-------- Task input

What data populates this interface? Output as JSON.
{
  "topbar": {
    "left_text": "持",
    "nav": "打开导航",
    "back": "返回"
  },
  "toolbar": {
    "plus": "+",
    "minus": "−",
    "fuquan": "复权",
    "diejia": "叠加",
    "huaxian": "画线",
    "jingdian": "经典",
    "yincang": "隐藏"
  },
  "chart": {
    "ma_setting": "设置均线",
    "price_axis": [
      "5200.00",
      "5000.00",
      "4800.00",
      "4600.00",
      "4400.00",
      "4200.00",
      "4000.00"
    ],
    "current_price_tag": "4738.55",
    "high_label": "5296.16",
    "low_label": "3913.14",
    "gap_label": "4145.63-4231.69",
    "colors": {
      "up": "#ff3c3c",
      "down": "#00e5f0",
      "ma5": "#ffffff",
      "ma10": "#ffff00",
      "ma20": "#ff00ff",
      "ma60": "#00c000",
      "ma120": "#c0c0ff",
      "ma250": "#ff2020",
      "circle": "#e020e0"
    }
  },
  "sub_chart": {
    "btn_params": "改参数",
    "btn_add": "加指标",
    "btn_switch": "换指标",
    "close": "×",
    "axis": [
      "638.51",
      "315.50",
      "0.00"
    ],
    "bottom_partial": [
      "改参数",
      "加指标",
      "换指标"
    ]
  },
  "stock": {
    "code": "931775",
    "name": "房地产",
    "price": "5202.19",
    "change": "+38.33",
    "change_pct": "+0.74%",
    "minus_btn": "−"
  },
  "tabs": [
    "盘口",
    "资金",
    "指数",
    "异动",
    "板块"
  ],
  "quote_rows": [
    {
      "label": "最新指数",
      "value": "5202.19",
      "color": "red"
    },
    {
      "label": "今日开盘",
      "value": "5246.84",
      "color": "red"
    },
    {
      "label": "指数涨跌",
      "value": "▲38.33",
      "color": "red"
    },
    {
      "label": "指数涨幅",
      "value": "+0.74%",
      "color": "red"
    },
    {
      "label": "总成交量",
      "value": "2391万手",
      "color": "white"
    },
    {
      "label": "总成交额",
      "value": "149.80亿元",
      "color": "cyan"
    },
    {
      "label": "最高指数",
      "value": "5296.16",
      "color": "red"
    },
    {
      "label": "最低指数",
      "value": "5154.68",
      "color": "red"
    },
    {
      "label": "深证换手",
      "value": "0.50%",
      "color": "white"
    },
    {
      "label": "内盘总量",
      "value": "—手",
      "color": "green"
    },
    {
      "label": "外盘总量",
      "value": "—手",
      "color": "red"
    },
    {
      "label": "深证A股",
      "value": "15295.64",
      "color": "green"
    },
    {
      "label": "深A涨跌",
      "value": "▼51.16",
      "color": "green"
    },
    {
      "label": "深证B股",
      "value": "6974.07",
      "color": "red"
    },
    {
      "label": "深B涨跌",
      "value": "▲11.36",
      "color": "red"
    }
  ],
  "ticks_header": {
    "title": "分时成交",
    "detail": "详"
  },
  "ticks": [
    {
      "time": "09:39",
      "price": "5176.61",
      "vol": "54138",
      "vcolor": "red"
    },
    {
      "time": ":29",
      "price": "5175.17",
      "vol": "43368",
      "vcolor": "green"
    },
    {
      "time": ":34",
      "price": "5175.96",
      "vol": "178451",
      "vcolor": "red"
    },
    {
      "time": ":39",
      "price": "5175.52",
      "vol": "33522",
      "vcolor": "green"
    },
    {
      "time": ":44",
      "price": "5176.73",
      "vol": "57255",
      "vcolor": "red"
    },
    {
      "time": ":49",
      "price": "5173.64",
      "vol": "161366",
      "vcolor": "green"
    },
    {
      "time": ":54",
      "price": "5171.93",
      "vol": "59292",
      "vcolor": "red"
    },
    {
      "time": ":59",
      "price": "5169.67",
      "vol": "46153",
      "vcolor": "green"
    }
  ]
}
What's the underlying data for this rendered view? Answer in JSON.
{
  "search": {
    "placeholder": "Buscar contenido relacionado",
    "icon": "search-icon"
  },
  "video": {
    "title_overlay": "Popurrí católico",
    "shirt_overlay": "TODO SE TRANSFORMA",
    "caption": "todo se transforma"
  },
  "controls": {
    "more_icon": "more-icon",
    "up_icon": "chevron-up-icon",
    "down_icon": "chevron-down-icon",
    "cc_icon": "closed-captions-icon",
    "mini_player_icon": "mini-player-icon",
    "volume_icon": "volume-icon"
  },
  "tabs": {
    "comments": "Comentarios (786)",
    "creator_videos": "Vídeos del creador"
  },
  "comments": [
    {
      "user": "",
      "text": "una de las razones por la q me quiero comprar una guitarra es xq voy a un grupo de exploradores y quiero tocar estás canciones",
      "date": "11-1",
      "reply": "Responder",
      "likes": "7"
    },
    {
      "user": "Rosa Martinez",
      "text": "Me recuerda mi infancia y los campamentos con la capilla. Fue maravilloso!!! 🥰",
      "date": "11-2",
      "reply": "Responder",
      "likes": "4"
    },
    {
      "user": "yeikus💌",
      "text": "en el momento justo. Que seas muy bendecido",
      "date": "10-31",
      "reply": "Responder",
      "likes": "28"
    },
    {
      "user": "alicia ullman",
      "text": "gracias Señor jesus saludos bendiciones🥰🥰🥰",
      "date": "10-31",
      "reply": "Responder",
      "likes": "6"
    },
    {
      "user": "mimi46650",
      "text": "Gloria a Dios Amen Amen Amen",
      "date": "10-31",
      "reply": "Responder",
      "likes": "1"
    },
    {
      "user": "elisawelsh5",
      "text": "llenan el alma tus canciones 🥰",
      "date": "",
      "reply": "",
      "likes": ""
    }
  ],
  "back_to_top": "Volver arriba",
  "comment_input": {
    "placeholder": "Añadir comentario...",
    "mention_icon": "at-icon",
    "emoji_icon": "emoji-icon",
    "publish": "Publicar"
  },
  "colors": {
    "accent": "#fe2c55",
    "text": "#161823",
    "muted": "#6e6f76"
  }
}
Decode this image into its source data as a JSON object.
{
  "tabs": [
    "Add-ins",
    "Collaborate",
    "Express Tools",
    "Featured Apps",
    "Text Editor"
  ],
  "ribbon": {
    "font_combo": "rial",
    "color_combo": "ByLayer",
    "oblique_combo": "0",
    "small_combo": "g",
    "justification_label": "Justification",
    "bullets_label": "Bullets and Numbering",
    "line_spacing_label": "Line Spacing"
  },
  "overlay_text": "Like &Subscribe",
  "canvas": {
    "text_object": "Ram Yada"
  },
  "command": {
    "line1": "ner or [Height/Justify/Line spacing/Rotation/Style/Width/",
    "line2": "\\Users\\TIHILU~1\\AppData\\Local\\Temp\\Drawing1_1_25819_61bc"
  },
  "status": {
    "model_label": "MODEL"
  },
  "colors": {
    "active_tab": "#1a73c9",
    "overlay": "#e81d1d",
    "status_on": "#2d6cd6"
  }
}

----------------

# What is needed
Return each entry from the material above exactly as it appears.

# Problem solution
What data populates this interface? Output as JSON.
{
  "topbar": {
    "left_text": "持",
    "nav": "打开导航",
    "back": "返回"
  },
  "toolbar": {
    "plus": "+",
    "minus": "−",
    "fuquan": "复权",
    "diejia": "叠加",
    "huaxian": "画线",
    "jingdian": "经典",
    "yincang": "隐藏"
  },
  "chart": {
    "ma_setting": "设置均线",
    "price_axis": [
      "5200.00",
      "5000.00",
      "4800.00",
      "4600.00",
      "4400.00",
      "4200.00",
      "4000.00"
    ],
    "current_price_tag": "4738.55",
    "high_label": "5296.16",
    "low_label": "3913.14",
    "gap_label": "4145.63-4231.69",
    "colors": {
      "up": "#ff3c3c",
      "down": "#00e5f0",
      "ma5": "#ffffff",
      "ma10": "#ffff00",
      "ma20": "#ff00ff",
      "ma60": "#00c000",
      "ma120": "#c0c0ff",
      "ma250": "#ff2020",
      "circle": "#e020e0"
    }
  },
  "sub_chart": {
    "btn_params": "改参数",
    "btn_add": "加指标",
    "btn_switch": "换指标",
    "close": "×",
    "axis": [
      "638.51",
      "315.50",
      "0.00"
    ],
    "bottom_partial": [
      "改参数",
      "加指标",
      "换指标"
    ]
  },
  "stock": {
    "code": "931775",
    "name": "房地产",
    "price": "5202.19",
    "change": "+38.33",
    "change_pct": "+0.74%",
    "minus_btn": "−"
  },
  "tabs": [
    "盘口",
    "资金",
    "指数",
    "异动",
    "板块"
  ],
  "quote_rows": [
    {
      "label": "最新指数",
      "value": "5202.19",
      "color": "red"
    },
    {
      "label": "今日开盘",
      "value": "5246.84",
      "color": "red"
    },
    {
      "label": "指数涨跌",
      "value": "▲38.33",
      "color": "red"
    },
    {
      "label": "指数涨幅",
      "value": "+0.74%",
      "color": "red"
    },
    {
      "label": "总成交量",
      "value": "2391万手",
      "color": "white"
    },
    {
      "label": "总成交额",
      "value": "149.80亿元",
      "color": "cyan"
    },
    {
      "label": "最高指数",
      "value": "5296.16",
      "color": "red"
    },
    {
      "label": "最低指数",
      "value": "5154.68",
      "color": "red"
    },
    {
      "label": "深证换手",
      "value": "0.50%",
      "color": "white"
    },
    {
      "label": "内盘总量",
      "value": "—手",
      "color": "green"
    },
    {
      "label": "外盘总量",
      "value": "—手",
      "color": "red"
    },
    {
      "label": "深证A股",
      "value": "15295.64",
      "color": "green"
    },
    {
      "label": "深A涨跌",
      "value": "▼51.16",
      "color": "green"
    },
    {
      "label": "深证B股",
      "value": "6974.07",
      "color": "red"
    },
    {
      "label": "深B涨跌",
      "value": "▲11.36",
      "color": "red"
    }
  ],
  "ticks_header": {
    "title": "分时成交",
    "detail": "详"
  },
  "ticks": [
    {
      "time": "09:39",
      "price": "5176.61",
      "vol": "54138",
      "vcolor": "red"
    },
    {
      "time": ":29",
      "price": "5175.17",
      "vol": "43368",
      "vcolor": "green"
    },
    {
      "time": ":34",
      "price": "5175.96",
      "vol": "178451",
      "vcolor": "red"
    },
    {
      "time": ":39",
      "price": "5175.52",
      "vol": "33522",
      "vcolor": "green"
    },
    {
      "time": ":44",
      "price": "5176.73",
      "vol": "57255",
      "vcolor": "red"
    },
    {
      "time": ":49",
      "price": "5173.64",
      "vol": "161366",
      "vcolor": "green"
    },
    {
      "time": ":54",
      "price": "5171.93",
      "vol": "59292",
      "vcolor": "red"
    },
    {
      "time": ":59",
      "price": "5169.67",
      "vol": "46153",
      "vcolor": "green"
    }
  ]
}
What's the underlying data for this rendered view? Answer in JSON.
{
  "search": {
    "placeholder": "Buscar contenido relacionado",
    "icon": "search-icon"
  },
  "video": {
    "title_overlay": "Popurrí católico",
    "shirt_overlay": "TODO SE TRANSFORMA",
    "caption": "todo se transforma"
  },
  "controls": {
    "more_icon": "more-icon",
    "up_icon": "chevron-up-icon",
    "down_icon": "chevron-down-icon",
    "cc_icon": "closed-captions-icon",
    "mini_player_icon": "mini-player-icon",
    "volume_icon": "volume-icon"
  },
  "tabs": {
    "comments": "Comentarios (786)",
    "creator_videos": "Vídeos del creador"
  },
  "comments": [
    {
      "user": "",
      "text": "una de las razones por la q me quiero comprar una guitarra es xq voy a un grupo de exploradores y quiero tocar estás canciones",
      "date": "11-1",
      "reply": "Responder",
      "likes": "7"
    },
    {
      "user": "Rosa Martinez",
      "text": "Me recuerda mi infancia y los campamentos con la capilla. Fue maravilloso!!! 🥰",
      "date": "11-2",
      "reply": "Responder",
      "likes": "4"
    },
    {
      "user": "yeikus💌",
      "text": "en el momento justo. Que seas muy bendecido",
      "date": "10-31",
      "reply": "Responder",
      "likes": "28"
    },
    {
      "user": "alicia ullman",
      "text": "gracias Señor jesus saludos bendiciones🥰🥰🥰",
      "date": "10-31",
      "reply": "Responder",
      "likes": "6"
    },
    {
      "user": "mimi46650",
      "text": "Gloria a Dios Amen Amen Amen",
      "date": "10-31",
      "reply": "Responder",
      "likes": "1"
    },
    {
      "user": "elisawelsh5",
      "text": "llenan el alma tus canciones 🥰",
      "date": "",
      "reply": "",
      "likes": ""
    }
  ],
  "back_to_top": "Volver arriba",
  "comment_input": {
    "placeholder": "Añadir comentario...",
    "mention_icon": "at-icon",
    "emoji_icon": "emoji-icon",
    "publish": "Publicar"
  },
  "colors": {
    "accent": "#fe2c55",
    "text": "#161823",
    "muted": "#6e6f76"
  }
}
Decode this image into its source data as a JSON object.
{
  "tabs": [
    "Add-ins",
    "Collaborate",
    "Express Tools",
    "Featured Apps",
    "Text Editor"
  ],
  "ribbon": {
    "font_combo": "rial",
    "color_combo": "ByLayer",
    "oblique_combo": "0",
    "small_combo": "g",
    "justification_label": "Justification",
    "bullets_label": "Bullets and Numbering",
    "line_spacing_label": "Line Spacing"
  },
  "overlay_text": "Like &Subscribe",
  "canvas": {
    "text_object": "Ram Yada"
  },
  "command": {
    "line1": "ner or [Height/Justify/Line spacing/Rotation/Style/Width/",
    "line2": "\\Users\\TIHILU~1\\AppData\\Local\\Temp\\Drawing1_1_25819_61bc"
  },
  "status": {
    "model_label": "MODEL"
  },
  "colors": {
    "active_tab": "#1a73c9",
    "overlay": "#e81d1d",
    "status_on": "#2d6cd6"
  }
}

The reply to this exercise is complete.